* BEGIN Records for this exercise *
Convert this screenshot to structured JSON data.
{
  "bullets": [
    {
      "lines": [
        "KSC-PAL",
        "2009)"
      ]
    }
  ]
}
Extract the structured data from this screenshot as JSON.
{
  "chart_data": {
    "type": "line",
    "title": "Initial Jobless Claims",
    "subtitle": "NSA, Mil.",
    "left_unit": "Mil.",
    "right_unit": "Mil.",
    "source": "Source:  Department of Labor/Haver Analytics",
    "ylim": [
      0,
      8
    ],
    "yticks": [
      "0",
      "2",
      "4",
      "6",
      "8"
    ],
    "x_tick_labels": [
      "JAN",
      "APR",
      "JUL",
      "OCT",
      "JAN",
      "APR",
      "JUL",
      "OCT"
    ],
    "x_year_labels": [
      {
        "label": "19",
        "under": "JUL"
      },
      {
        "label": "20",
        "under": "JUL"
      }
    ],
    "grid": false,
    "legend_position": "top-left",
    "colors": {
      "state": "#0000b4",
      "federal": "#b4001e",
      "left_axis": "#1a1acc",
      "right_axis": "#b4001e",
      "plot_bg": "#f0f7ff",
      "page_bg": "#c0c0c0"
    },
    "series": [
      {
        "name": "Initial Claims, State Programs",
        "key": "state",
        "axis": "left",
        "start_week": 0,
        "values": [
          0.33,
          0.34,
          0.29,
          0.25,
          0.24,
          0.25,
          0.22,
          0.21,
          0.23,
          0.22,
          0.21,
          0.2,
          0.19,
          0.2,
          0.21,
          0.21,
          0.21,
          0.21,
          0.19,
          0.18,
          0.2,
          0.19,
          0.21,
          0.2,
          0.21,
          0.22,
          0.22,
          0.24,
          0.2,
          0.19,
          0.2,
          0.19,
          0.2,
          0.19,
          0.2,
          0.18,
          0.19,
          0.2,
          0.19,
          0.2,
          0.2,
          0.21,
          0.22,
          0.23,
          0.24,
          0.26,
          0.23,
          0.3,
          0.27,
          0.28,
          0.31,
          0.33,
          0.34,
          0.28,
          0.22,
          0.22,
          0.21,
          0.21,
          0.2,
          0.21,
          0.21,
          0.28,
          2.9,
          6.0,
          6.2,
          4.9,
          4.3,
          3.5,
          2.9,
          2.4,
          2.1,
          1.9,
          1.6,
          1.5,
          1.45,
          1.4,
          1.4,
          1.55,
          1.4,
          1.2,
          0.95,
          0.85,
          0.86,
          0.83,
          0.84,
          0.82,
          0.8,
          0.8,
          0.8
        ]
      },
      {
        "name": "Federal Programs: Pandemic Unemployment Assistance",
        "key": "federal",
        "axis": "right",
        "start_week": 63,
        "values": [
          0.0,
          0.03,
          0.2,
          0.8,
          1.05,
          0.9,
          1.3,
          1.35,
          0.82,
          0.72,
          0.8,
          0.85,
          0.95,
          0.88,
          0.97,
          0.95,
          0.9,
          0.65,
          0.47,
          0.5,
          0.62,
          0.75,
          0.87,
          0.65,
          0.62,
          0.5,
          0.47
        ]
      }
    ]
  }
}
* END Records for this exercise *
*The request*:
Extract all of the data shown above and repeat it verbatim.

*Exercise answer*:
Convert this screenshot to structured JSON data.
{
  "bullets": [
    {
      "lines": [
        "KSC-PAL",
        "2009)"
      ]
    }
  ]
}
Extract the structured data from this screenshot as JSON.
{
  "chart_data": {
    "type": "line",
    "title": "Initial Jobless Claims",
    "subtitle": "NSA, Mil.",
    "left_unit": "Mil.",
    "right_unit": "Mil.",
    "source": "Source:  Department of Labor/Haver Analytics",
    "ylim": [
      0,
      8
    ],
    "yticks": [
      "0",
      "2",
      "4",
      "6",
      "8"
    ],
    "x_tick_labels": [
      "JAN",
      "APR",
      "JUL",
      "OCT",
      "JAN",
      "APR",
      "JUL",
      "OCT"
    ],
    "x_year_labels": [
      {
        "label": "19",
        "under": "JUL"
      },
      {
        "label": "20",
        "under": "JUL"
      }
    ],
    "grid": false,
    "legend_position": "top-left",
    "colors": {
      "state": "#0000b4",
      "federal": "#b4001e",
      "left_axis": "#1a1acc",
      "right_axis": "#b4001e",
      "plot_bg": "#f0f7ff",
      "page_bg": "#c0c0c0"
    },
    "series": [
      {
        "name": "Initial Claims, State Programs",
        "key": "state",
        "axis": "left",
        "start_week": 0,
        "values": [
          0.33,
          0.34,
          0.29,
          0.25,
          0.24,
          0.25,
          0.22,
          0.21,
          0.23,
          0.22,
          0.21,
          0.2,
          0.19,
          0.2,
          0.21,
          0.21,
          0.21,
          0.21,
          0.19,
          0.18,
          0.2,
          0.19,
          0.21,
          0.2,
          0.21,
          0.22,
          0.22,
          0.24,
          0.2,
          0.19,
          0.2,
          0.19,
          0.2,
          0.19,
          0.2,
          0.18,
          0.19,
          0.2,
          0.19,
          0.2,
          0.2,
          0.21,
          0.22,
          0.23,
          0.24,
          0.26,
          0.23,
          0.3,
          0.27,
          0.28,
          0.31,
          0.33,
          0.34,
          0.28,
          0.22,
          0.22,
          0.21,
          0.21,
          0.2,
          0.21,
          0.21,
          0.28,
          2.9,
          6.0,
          6.2,
          4.9,
          4.3,
          3.5,
          2.9,
          2.4,
          2.1,
          1.9,
          1.6,
          1.5,
          1.45,
          1.4,
          1.4,
          1.55,
          1.4,
          1.2,
          0.95,
          0.85,
          0.86,
          0.83,
          0.84,
          0.82,
          0.8,
          0.8,
          0.8
        ]
      },
      {
        "name": "Federal Programs: Pandemic Unemployment Assistance",
        "key": "federal",
        "axis": "right",
        "start_week": 63,
        "values": [
          0.0,
          0.03,
          0.2,
          0.8,
          1.05,
          0.9,
          1.3,
          1.35,
          0.82,
          0.72,
          0.8,
          0.85,
          0.95,
          0.88,
          0.97,
          0.95,
          0.9,
          0.65,
          0.47,
          0.5,
          0.62,
          0.75,
          0.87,
          0.65,
          0.62,
          0.5,
          0.47
        ]
      }
    ]
  }
}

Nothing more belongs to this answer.